* [BRONTEKST]
05.03 Menginstallatie pekelwater

De zoutmenginstallatie aan de Kenauweg speelt een cruciale rol in het winteronderhoud van onze wegen. Deze installatie, oorspronkelijk aangeschaft door Rijkswaterstaat, werd bij de ingebruikname van het terrein overgedragen aan de gemeente Leiden. Hierdoor heeft er nooit een reguliere afschrijving plaatsgevonden; er is nu geen gereserveerd budget voor vervanging. De installatie is aan het einde van zijn levensduur. Hierdoor dreigt de continuïteit van het strooibeleid in gevaar te komen. Dit heeft directe gevolgen voor de verkeersveiligheid en de bereikbaarheid van onze stad in de wintermaanden. Het is daarom noodzakelijk dat de installatie vervangen wordt. De nieuwe zoutmenginstallatie wordt zo uitgevoerd dat deze in de toekomst zo nodig kan worden verplaatst. Dan blijft Leiden ook in de toekomst adequaat voorbereid op winterse omstandigheden. De investeringskosten bedragen 70.000 met structurele kapitaalslasten van 7.700 m.i.v. 2026. De kapitaalslasten worden gedekt uit het budget voor gladheidsbestrijding.

Mee- / tegenvaller

05.04 Investering duiker de Verleyding

Het is nodig om vooruitlopend op de uitvoering van het fietspad Potgieterlaan een extra duikerverbinding te realiseren. Deze duiker “de Verleyding” is noodzakelijk om een robuuste waterverbinding te realiseren voor de Boshuizerwijk, voor waterkwaliteit en om een extra afvoermogelijkheid voor het oppervlakte-/hemelwater te hebben. Hiervoor is een krediet van 150.000 benodigd. Voorgesteld word om dit krediet dit jaar beschikbaar te stellen.

* [OPDRACHT 1]
Kloppen de volgende uitspraken volgens de brontekst? Antwoord per uitspraak met ja of nee en citeer de woorden uit de tekst die de doorslag geven.
(a) De zoutmenginstallatie is door de gemeente Leiden zelf aangeschaft.
(b) De kapitaalslasten van de nieuwe zoutmenginstallatie worden betaald uit het budget voor gladheidsbestrijding.
(c) Voor de duiker "de Verleyding" is een krediet van 150.000 nodig.
* [OPDRACHT 2] Zet de alinea uit de brontekst die begint met "Het is nodig om vooruitlopend" om in een beknopte opsomming met de belangrijkste feiten.
* [OPDRACHT 3] Aan welke weg staat volgens de brontekst de zoutmenginstallatie?

* [AANGELEVERD MATERIAAL]
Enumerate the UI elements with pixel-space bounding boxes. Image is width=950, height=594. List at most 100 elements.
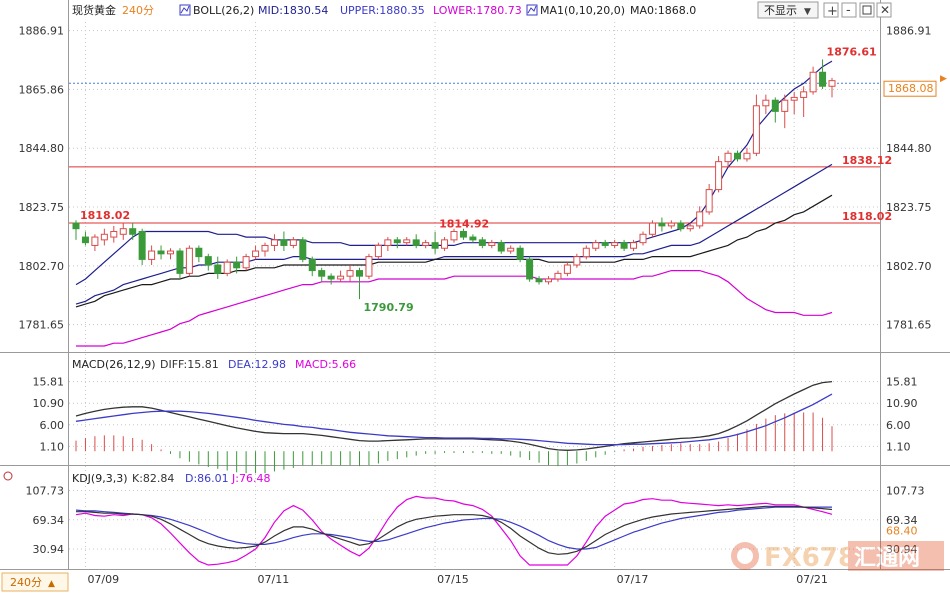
macd-label: MACD(26,12,9) <box>72 358 156 371</box>
watermark-cn-text: 汇通网 <box>854 546 920 571</box>
y-tick-label-left: 1823.75 <box>19 201 65 214</box>
candle-body <box>393 239 401 244</box>
candle-body <box>308 258 316 272</box>
trading-chart[interactable]: 1886.91 1865.86 1844.80 1823.75 1802.70 1781.… <box>0 0 950 594</box>
y-tick-label-left: 69.34 <box>33 514 65 527</box>
candle-body <box>771 99 779 112</box>
candle-body <box>790 96 798 101</box>
candle-body <box>592 242 600 249</box>
top-right-controls: 不显示 ▼ + - ✕ <box>757 1 892 19</box>
y-tick-label-right: 107.73 <box>886 485 925 498</box>
y-tick-label-left: 1844.80 <box>19 142 65 155</box>
y-tick-label-left: 6.00 <box>40 419 65 432</box>
period-selector[interactable]: 240分 ▲ <box>1 572 69 592</box>
hline-label: 1818.02 <box>842 210 892 223</box>
candle-body <box>148 250 156 260</box>
close-icon: ✕ <box>880 3 890 17</box>
candle-body <box>469 236 477 241</box>
candle-body <box>365 256 373 277</box>
candle-body <box>507 247 515 252</box>
candle-body <box>639 233 647 244</box>
y-tick-label-left: 1865.86 <box>19 83 65 96</box>
kdj-d-value: D:86.01 <box>185 472 229 485</box>
period-up-icon: ▲ <box>48 579 55 589</box>
candle-body <box>195 247 203 258</box>
watermark-text: FX678 <box>764 543 856 573</box>
expand-button[interactable] <box>859 2 875 18</box>
dropdown-icon[interactable]: ▼ <box>804 7 811 17</box>
candle-body <box>157 250 165 255</box>
y-tick-label-left: 1802.70 <box>19 260 65 273</box>
add-icon: + <box>827 4 838 19</box>
candle-body <box>252 250 260 258</box>
candle-body <box>497 242 505 252</box>
y-tick-label-left: 10.90 <box>33 397 65 410</box>
candle-body <box>611 242 619 246</box>
candle-body <box>403 239 411 244</box>
candle-body <box>327 275 335 280</box>
y-tick-label-right: 1844.80 <box>886 142 932 155</box>
current-price-label: 1868.08 <box>888 82 934 95</box>
candle-body <box>724 152 732 163</box>
candle-body <box>573 256 581 266</box>
candle-body <box>422 242 430 246</box>
y-tick-label-right: 1.10 <box>886 440 911 453</box>
ma-label: MA1(0,10,20,0) <box>540 4 625 17</box>
candle-body <box>346 270 354 277</box>
x-tick-label: 07/11 <box>258 573 290 586</box>
candle-body <box>412 239 420 246</box>
candle-body <box>696 211 704 227</box>
y-tick-label-left: 1781.65 <box>19 319 65 332</box>
price-arrow-icon: ▶ <box>940 74 947 84</box>
y-tick-label-left: 15.81 <box>33 376 65 389</box>
candle-body <box>715 161 723 191</box>
candle-body <box>176 250 184 274</box>
candle-body <box>233 261 241 269</box>
price-annotation: 1876.61 <box>827 45 877 58</box>
candle-body <box>762 99 770 107</box>
candle-body <box>119 228 127 235</box>
candle-body <box>478 239 486 246</box>
candle-body <box>705 189 713 213</box>
y-tick-label-right: 1802.70 <box>886 260 932 273</box>
macd-diff-value: DIFF:15.81 <box>160 358 219 371</box>
candle-body <box>809 71 817 93</box>
candle-body <box>318 270 326 277</box>
candle-body <box>743 152 751 160</box>
candle-body <box>138 230 146 260</box>
candle-body <box>648 222 656 235</box>
candle-body <box>72 222 80 230</box>
candle-body <box>299 239 307 260</box>
x-tick-label: 07/15 <box>437 573 469 586</box>
candle-body <box>167 250 174 255</box>
y-tick-label-right: 6.00 <box>886 419 911 432</box>
candle-body <box>214 264 222 274</box>
candle-body <box>686 225 694 230</box>
candle-body <box>270 239 278 246</box>
candle-body <box>601 242 609 246</box>
candle-body <box>374 244 382 258</box>
candle-body <box>545 278 552 283</box>
y-tick-label-right: 1823.75 <box>886 201 932 214</box>
price-annotation: 1814.92 <box>439 218 489 231</box>
candle-body <box>280 239 288 246</box>
candle-body <box>356 270 363 277</box>
y-tick-label-right: 1781.65 <box>886 319 932 332</box>
candle-body <box>185 247 193 274</box>
candle-body <box>91 236 99 246</box>
macd-dea-value: DEA:12.98 <box>228 358 286 371</box>
candle-body <box>289 239 297 246</box>
candle-body <box>431 242 439 249</box>
candle-body <box>734 152 741 160</box>
candle-body <box>535 278 543 283</box>
ma-value: MA0:1868.0 <box>630 4 696 17</box>
candle-body <box>620 242 628 249</box>
macd-hist-value: MACD:5.66 <box>295 358 356 371</box>
candle-body <box>828 80 836 87</box>
candle-body <box>677 222 685 230</box>
candle-body <box>667 222 675 227</box>
hide-dropdown-label: 不显示 <box>764 4 797 17</box>
kdj-j-value: J:76.48 <box>231 472 270 485</box>
candle-body <box>223 261 231 274</box>
hline-label: 1838.12 <box>842 154 892 167</box>
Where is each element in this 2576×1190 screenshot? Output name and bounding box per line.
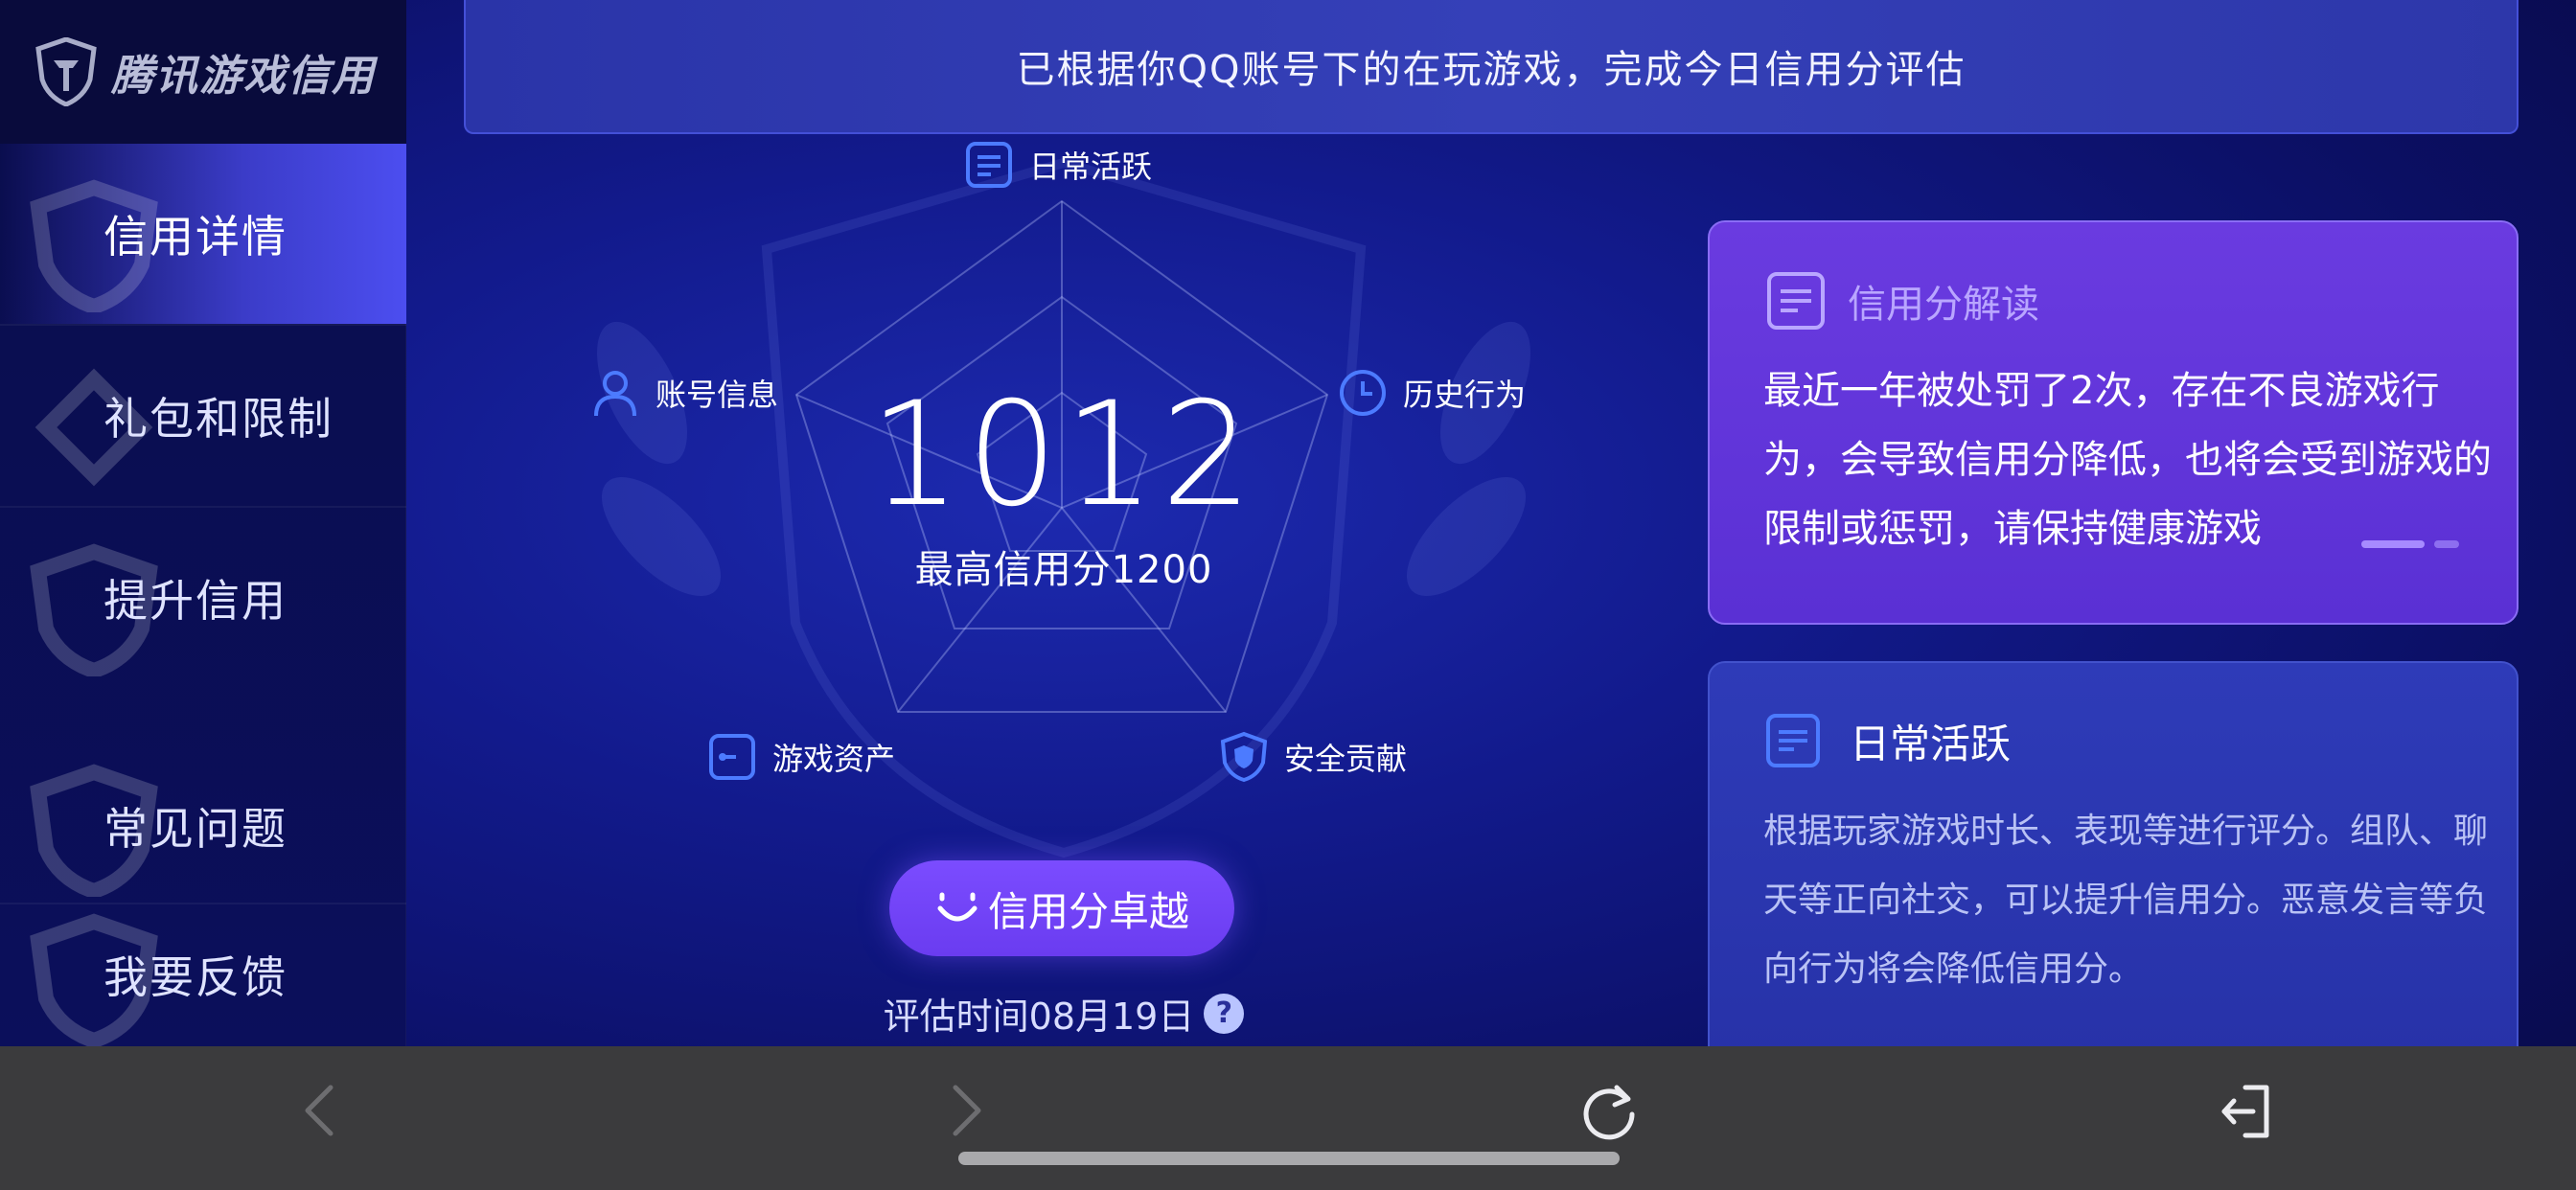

* [OPLOSSING 1]
(a) Nee: "oorspronkelijk aangeschaft door Rijkswaterstaat"
(b) Ja: "De kapitaalslasten worden gedekt uit het budget voor gladheidsbestrijding."
(c) Ja: "Hiervoor is een krediet van 150.000 benodigd."

* [OPLOSSING 2]
- Er komt een extra duikerverbinding, de duiker "de Verleyding", nog vóór de uitvoering van het fietspad Potgieterlaan.
- Doel: een robuuste waterverbinding voor de Boshuizerwijk, betere waterkwaliteit en extra afvoer van oppervlakte- en hemelwater.
- Benodigd krediet: 150.000.
- Voorstel: het krediet dit jaar beschikbaar stellen.

* [OPLOSSING 3] Aan de Kenauweg.